Extract all lines that hold the string "time".
START Source records
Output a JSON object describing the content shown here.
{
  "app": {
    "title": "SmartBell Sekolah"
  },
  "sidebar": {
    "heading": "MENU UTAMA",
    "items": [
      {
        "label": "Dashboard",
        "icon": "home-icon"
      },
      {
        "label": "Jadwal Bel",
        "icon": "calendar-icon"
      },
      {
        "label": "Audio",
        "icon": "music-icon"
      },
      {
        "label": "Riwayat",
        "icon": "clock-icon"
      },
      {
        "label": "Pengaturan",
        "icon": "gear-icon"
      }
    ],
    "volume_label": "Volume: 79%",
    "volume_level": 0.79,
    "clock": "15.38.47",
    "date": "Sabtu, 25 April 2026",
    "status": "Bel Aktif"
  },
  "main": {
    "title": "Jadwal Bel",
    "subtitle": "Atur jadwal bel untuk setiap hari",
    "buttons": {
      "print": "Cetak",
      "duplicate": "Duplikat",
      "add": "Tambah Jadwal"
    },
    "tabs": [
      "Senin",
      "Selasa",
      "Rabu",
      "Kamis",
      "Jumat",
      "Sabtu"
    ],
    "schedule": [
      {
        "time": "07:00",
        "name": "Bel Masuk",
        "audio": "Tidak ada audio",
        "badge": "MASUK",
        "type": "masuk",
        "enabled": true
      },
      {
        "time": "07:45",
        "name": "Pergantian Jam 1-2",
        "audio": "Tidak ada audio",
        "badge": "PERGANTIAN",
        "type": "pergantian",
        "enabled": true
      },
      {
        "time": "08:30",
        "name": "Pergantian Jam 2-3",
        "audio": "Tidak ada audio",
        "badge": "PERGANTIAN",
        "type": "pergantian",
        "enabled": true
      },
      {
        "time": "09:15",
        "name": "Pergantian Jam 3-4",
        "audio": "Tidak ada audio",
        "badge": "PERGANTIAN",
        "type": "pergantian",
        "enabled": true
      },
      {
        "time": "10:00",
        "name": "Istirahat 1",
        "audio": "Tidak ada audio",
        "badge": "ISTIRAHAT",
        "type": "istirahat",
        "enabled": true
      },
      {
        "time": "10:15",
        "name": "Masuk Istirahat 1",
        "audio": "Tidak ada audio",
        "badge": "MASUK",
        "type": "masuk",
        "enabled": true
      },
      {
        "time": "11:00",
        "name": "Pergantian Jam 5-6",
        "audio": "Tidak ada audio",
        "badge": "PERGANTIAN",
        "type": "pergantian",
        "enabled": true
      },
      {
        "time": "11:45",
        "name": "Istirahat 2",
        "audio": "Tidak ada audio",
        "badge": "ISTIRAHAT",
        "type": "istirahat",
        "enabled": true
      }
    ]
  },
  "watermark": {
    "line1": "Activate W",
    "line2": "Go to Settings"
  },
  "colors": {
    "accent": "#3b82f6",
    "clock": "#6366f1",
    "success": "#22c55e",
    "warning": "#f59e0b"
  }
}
END Source records
> **Correct response**
        "time": "07:00",
        "time": "07:45",
        "time": "08:30",
        "time": "09:15",
        "time": "10:00",
        "time": "10:15",
        "time": "11:00",
        "time": "11:45",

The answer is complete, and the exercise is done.